● **WORK REQUIRED**
Check each line of the records for "туризма"; collect those that have it.

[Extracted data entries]
⁂

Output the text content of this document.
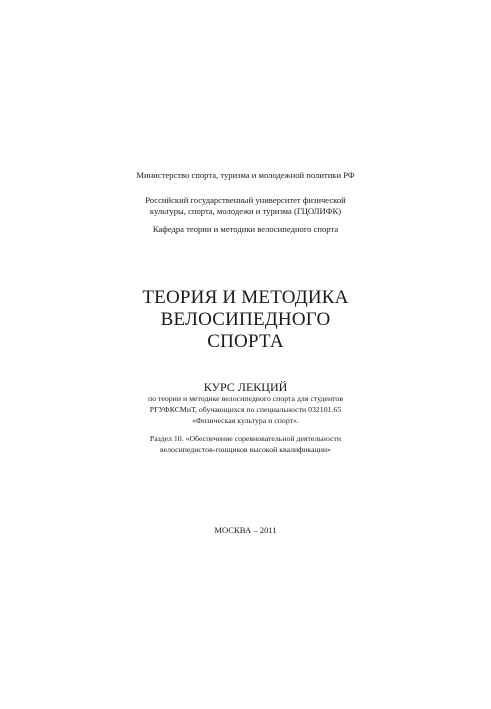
Министерство спорта, туризма и молодежной политики РФ

Российский государственный университет физической

культуры, спорта, молодежи и туризма (ГЦОЛИФК)

Кафедра теории и методики велосипедного спорта

ТЕОРИЯ И МЕТОДИКА

ВЕЛОСИПЕДНОГО

СПОРТА

КУРС ЛЕКЦИЙ

по теории и методике велосипедного спорта для студентов

РГУФКСМиТ, обучающихся по специальности 032101.65

«Физическая культура и спорт».

Раздел 10. «Обеспечение соревновательной деятельности

велосипедистов-гонщиков высокой квалификации»

МОСКВА – 2011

⁂

● **ANSWER FOR THE TASK**
Министерство спорта, туризма и молодежной политики РФ
культуры, спорта, молодежи и туризма (ГЦОЛИФК)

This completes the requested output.